_Exercise goal_: Please copy the text lines of the records below word for word, leaving out the pictures.

_Available data_:

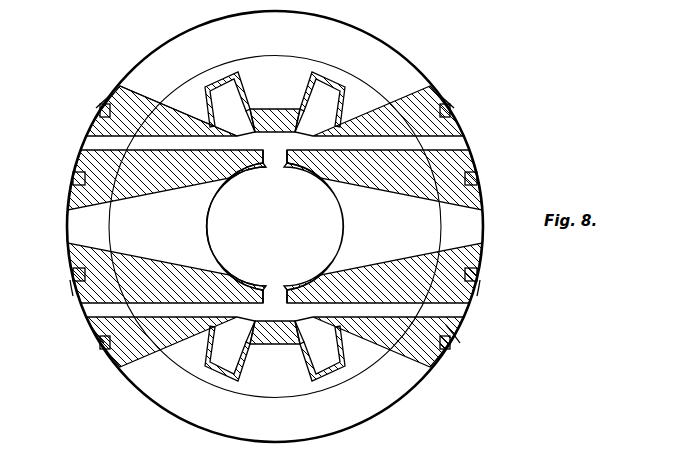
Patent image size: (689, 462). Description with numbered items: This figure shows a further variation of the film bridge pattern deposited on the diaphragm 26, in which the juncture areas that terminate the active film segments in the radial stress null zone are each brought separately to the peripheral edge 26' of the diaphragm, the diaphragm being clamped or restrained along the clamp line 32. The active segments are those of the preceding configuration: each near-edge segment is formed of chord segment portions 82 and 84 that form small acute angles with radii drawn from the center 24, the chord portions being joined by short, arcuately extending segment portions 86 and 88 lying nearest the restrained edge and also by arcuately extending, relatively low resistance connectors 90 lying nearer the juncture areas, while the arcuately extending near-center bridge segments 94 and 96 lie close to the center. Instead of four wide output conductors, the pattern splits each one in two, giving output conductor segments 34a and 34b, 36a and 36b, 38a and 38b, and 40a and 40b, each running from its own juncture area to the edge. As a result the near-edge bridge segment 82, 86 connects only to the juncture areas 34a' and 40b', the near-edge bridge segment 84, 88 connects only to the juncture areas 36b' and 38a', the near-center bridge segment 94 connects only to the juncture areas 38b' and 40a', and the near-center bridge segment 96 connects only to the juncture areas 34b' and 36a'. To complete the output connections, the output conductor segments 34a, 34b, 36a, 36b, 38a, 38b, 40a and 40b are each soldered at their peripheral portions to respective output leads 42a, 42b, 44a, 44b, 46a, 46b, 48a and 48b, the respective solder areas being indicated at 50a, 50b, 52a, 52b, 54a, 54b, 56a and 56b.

The center of the diaphragm 24 is at (273, 233).
The diaphragm 26 is at (279, 226).
The peripheral edge of the diaphragm 26' is at (275, 226).
The clamp line 32 is at (166, 90).
The output conductor segment 34a is at (388, 111).
The juncture area 34a' is at (302, 130).
The output conductor segment 34b is at (384, 185).
The juncture area 34b' is at (305, 175).
The output conductor segment 36a is at (384, 273).
The juncture area 36a' is at (304, 279).
The output conductor segment 36b is at (388, 342).
The juncture area 36b' is at (300, 323).
The output conductor segment 38a is at (161, 342).
The juncture area 38a' is at (264, 321).
The output conductor segment 38b is at (165, 269).
The juncture area 38b' is at (248, 277).
The output conductor segment 40a is at (165, 181).
The juncture area 40a' is at (248, 177).
The output conductor segment 40b is at (178, 111).
The juncture area 40b' is at (262, 131).
The output lead 42a is at (481, 95).
The output lead 42b is at (503, 176).
The output lead 44a is at (507, 274).
The output lead 44b is at (469, 337).
The output lead 46a is at (98, 340).
The output lead 46b is at (75, 297).
The output lead 48a is at (71, 199).
The output lead 48b is at (97, 105).
The solder area 50a is at (446, 105).
The solder area 50b is at (480, 182).
The solder area 52a is at (480, 282).
The solder area 52b is at (447, 352).
The solder area 54a is at (106, 352).
The solder area 54b is at (74, 275).
The solder area 56a is at (76, 178).
The solder area 56b is at (102, 112).
The chord segment portion 82 is at (236, 92).
The chord segment portion 84 is at (276, 335).
The arcuately extending segment portion 86 is at (214, 85).
The arcuately extending segment portion 88 is at (236, 385).
The low resistance connector 90 is at (273, 108).
The near-center bridge segment 94 is at (207, 227).
The near-center bridge segment 96 is at (343, 228).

_Result_:
Patent image size: (689, 462). Description with numbered items: This figure shows a further variation of the film bridge pattern deposited on the diaphragm 26, in which the juncture areas that terminate the active film segments in the radial stress null zone are each brought separately to the peripheral edge 26' of the diaphragm, the diaphragm being clamped or restrained along the clamp line 32. The active segments are those of the preceding configuration: each near-edge segment is formed of chord segment portions 82 and 84 that form small acute angles with radii drawn from the center 24, the chord portions being joined by short, arcuately extending segment portions 86 and 88 lying nearest the restrained edge and also by arcuately extending, relatively low resistance connectors 90 lying nearer the juncture areas, while the arcuately extending near-center bridge segments 94 and 96 lie close to the center. Instead of four wide output conductors, the pattern splits each one in two, giving output conductor segments 34a and 34b, 36a and 36b, 38a and 38b, and 40a and 40b, each running from its own juncture area to the edge. As a result the near-edge bridge segment 82, 86 connects only to the juncture areas 34a' and 40b', the near-edge bridge segment 84, 88 connects only to the juncture areas 36b' and 38a', the near-center bridge segment 94 connects only to the juncture areas 38b' and 40a', and the near-center bridge segment 96 connects only to the juncture areas 34b' and 36a'. To complete the output connections, the output conductor segments 34a, 34b, 36a, 36b, 38a, 38b, 40a and 40b are each soldered at their peripheral portions to respective output leads 42a, 42b, 44a, 44b, 46a, 46b, 48a and 48b, the respective solder areas being indicated at 50a, 50b, 52a, 52b, 54a, 54b, 56a and 56b.

The center of the diaphragm 24 is at (273, 233).
The diaphragm 26 is at (279, 226).
The peripheral edge of the diaphragm 26' is at (275, 226).
The clamp line 32 is at (166, 90).
The output conductor segment 34a is at (388, 111).
The juncture area 34a' is at (302, 130).
The output conductor segment 34b is at (384, 185).
The juncture area 34b' is at (305, 175).
The output conductor segment 36a is at (384, 273).
The juncture area 36a' is at (304, 279).
The output conductor segment 36b is at (388, 342).
The juncture area 36b' is at (300, 323).
The output conductor segment 38a is at (161, 342).
The juncture area 38a' is at (264, 321).
The output conductor segment 38b is at (165, 269).
The juncture area 38b' is at (248, 277).
The output conductor segment 40a is at (165, 181).
The juncture area 40a' is at (248, 177).
The output conductor segment 40b is at (178, 111).
The juncture area 40b' is at (262, 131).
The output lead 42a is at (481, 95).
The output lead 42b is at (503, 176).
The output lead 44a is at (507, 274).
The output lead 44b is at (469, 337).
The output lead 46a is at (98, 340).
The output lead 46b is at (75, 297).
The output lead 48a is at (71, 199).
The output lead 48b is at (97, 105).
The solder area 50a is at (446, 105).
The solder area 50b is at (480, 182).
The solder area 52a is at (480, 282).
The solder area 52b is at (447, 352).
The solder area 54a is at (106, 352).
The solder area 54b is at (74, 275).
The solder area 56a is at (76, 178).
The solder area 56b is at (102, 112).
The chord segment portion 82 is at (236, 92).
The chord segment portion 84 is at (276, 335).
The arcuately extending segment portion 86 is at (214, 85).
The arcuately extending segment portion 88 is at (236, 385).
The low resistance connector 90 is at (273, 108).
The near-center bridge segment 94 is at (207, 227).
The near-center bridge segment 96 is at (343, 228).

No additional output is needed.